Filter this data down to the lines that hold "Name", and copy them.

• [Data for the task]:

━━━━━━━━━━

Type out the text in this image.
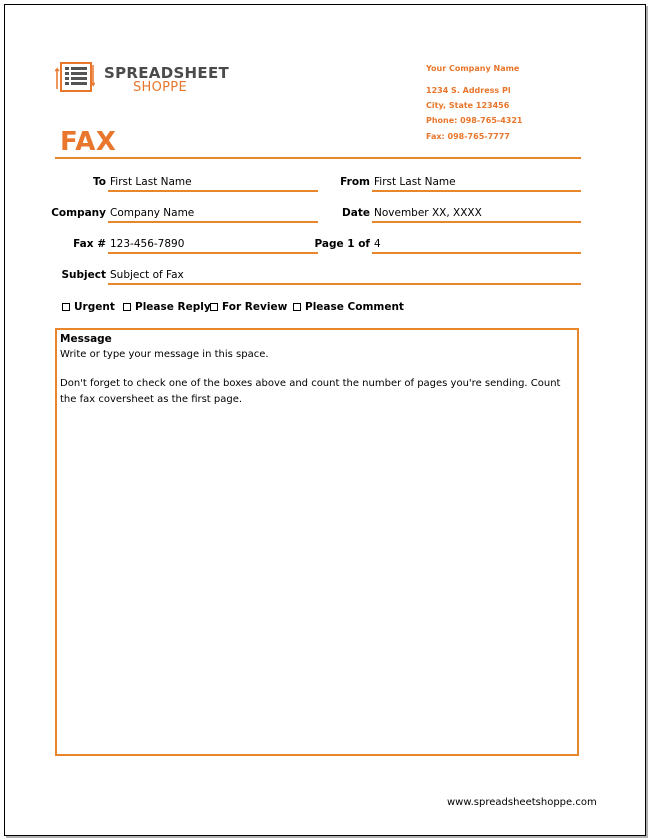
SPREADSHEET
SHOPPE
Your Company Name
1234 S. Address Pl
City, State 123456
Phone: 098-765-4321
Fax: 098-765-7777
FAX
To First Last Name	From First Last Name
Company Company Name	Date November XX, XXXX
Fax # 123-456-7890	Page 1 of 4
Subject Subject of Fax
Urgent Please Reply For Review Please Comment
Message
Write or type your message in this space.
Don't forget to check one of the boxes above and count the number of pages you're sending. Count the fax coversheet as the first page.
www.spreadsheetshoppe.com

━━━━━━━━━━

• [Solution to this exercise]:
Your Company Name
To First Last Name	From First Last Name
Company Company Name	Date November XX, XXXX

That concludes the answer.